## EXERCISE PROMPT
Return only the lines starting at the line that contains "Output the text content of this document." and ending with the final line of the listing; include both endpoints.

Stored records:
○ ○ ○ ○ ○
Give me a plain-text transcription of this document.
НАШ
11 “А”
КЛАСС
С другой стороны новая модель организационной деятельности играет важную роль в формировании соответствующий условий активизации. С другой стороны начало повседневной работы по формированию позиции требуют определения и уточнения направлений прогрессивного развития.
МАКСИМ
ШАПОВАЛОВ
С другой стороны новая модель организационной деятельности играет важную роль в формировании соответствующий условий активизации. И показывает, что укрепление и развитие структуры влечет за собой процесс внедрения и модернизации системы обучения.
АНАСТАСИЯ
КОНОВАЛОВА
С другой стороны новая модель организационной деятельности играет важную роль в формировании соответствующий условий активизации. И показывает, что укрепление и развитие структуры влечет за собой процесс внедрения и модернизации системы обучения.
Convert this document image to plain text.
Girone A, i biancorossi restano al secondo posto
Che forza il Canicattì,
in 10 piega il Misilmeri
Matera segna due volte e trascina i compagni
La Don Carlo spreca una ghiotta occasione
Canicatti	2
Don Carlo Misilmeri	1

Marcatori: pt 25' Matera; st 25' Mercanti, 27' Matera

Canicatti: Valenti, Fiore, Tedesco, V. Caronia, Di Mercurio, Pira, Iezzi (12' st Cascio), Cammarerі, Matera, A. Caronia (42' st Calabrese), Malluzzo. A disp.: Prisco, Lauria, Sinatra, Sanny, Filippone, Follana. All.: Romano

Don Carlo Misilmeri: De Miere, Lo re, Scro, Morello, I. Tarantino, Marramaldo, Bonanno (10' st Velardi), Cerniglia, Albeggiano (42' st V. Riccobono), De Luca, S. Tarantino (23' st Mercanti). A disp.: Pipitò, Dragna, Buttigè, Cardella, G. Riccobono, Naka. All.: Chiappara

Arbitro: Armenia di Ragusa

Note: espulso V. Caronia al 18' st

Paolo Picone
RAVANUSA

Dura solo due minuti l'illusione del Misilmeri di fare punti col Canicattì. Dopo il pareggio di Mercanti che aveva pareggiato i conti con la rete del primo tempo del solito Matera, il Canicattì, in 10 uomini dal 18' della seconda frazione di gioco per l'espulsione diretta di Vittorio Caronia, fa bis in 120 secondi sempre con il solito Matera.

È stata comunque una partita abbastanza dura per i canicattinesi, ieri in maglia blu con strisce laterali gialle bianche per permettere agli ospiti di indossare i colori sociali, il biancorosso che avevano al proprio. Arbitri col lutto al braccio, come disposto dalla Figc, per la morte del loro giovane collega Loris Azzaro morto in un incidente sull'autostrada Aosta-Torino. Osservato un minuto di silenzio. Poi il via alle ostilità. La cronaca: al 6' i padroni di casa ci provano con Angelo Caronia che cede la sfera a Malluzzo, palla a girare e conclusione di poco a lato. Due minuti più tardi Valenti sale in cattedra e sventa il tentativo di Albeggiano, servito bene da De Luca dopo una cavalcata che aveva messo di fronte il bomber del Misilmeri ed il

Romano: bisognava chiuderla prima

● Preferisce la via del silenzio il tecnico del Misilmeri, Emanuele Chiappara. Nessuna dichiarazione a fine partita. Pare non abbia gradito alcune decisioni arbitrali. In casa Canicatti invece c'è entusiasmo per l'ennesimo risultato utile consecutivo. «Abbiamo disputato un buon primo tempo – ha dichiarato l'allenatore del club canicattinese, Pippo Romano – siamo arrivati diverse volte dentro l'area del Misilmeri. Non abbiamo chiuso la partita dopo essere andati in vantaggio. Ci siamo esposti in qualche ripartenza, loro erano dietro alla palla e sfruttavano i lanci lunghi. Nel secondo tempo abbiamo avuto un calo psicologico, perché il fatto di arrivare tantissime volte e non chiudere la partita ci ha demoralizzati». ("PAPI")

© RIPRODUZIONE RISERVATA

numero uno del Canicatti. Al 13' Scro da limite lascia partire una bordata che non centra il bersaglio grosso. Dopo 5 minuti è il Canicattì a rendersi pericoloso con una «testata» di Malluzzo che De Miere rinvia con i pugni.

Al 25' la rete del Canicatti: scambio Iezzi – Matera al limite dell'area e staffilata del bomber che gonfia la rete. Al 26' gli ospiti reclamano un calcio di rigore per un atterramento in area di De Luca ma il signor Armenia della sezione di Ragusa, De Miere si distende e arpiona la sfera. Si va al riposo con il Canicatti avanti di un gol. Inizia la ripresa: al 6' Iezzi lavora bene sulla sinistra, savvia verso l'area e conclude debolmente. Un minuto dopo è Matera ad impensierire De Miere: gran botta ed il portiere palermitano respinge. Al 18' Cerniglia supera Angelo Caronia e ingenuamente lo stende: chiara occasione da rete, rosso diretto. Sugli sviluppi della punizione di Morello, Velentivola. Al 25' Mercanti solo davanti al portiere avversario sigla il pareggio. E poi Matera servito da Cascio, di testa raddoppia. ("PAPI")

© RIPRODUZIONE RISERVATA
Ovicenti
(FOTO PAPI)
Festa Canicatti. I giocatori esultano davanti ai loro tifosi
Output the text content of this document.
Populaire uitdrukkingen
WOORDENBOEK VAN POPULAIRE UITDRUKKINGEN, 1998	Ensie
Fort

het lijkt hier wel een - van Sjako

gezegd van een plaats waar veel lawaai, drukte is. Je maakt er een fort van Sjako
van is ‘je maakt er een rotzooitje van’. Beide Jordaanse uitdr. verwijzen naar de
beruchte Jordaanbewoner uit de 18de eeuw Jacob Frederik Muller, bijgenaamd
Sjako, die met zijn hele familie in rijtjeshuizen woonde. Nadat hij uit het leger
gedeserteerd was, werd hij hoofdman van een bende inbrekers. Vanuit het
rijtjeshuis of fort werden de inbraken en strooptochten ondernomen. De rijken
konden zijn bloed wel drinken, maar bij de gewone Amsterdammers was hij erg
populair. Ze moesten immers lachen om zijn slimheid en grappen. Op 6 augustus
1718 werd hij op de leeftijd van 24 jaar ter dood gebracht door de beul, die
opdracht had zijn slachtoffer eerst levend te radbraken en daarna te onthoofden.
○ ○ ○ ○ ○
## RESPONSE FOR THIS EXERCISE
Output the text content of this document.
Populaire uitdrukkingen
WOORDENBOEK VAN POPULAIRE UITDRUKKINGEN, 1998	Ensie
Fort

het lijkt hier wel een - van Sjako

gezegd van een plaats waar veel lawaai, drukte is. Je maakt er een fort van Sjako
van is ‘je maakt er een rotzooitje van’. Beide Jordaanse uitdr. verwijzen naar de
beruchte Jordaanbewoner uit de 18de eeuw Jacob Frederik Muller, bijgenaamd
Sjako, die met zijn hele familie in rijtjeshuizen woonde. Nadat hij uit het leger
gedeserteerd was, werd hij hoofdman van een bende inbrekers. Vanuit het
rijtjeshuis of fort werden de inbraken en strooptochten ondernomen. De rijken
konden zijn bloed wel drinken, maar bij de gewone Amsterdammers was hij erg
populair. Ze moesten immers lachen om zijn slimheid en grappen. Op 6 augustus
1718 werd hij op de leeftijd van 24 jaar ter dood gebracht door de beul, die
opdracht had zijn slachtoffer eerst levend te radbraken en daarna te onthoofden.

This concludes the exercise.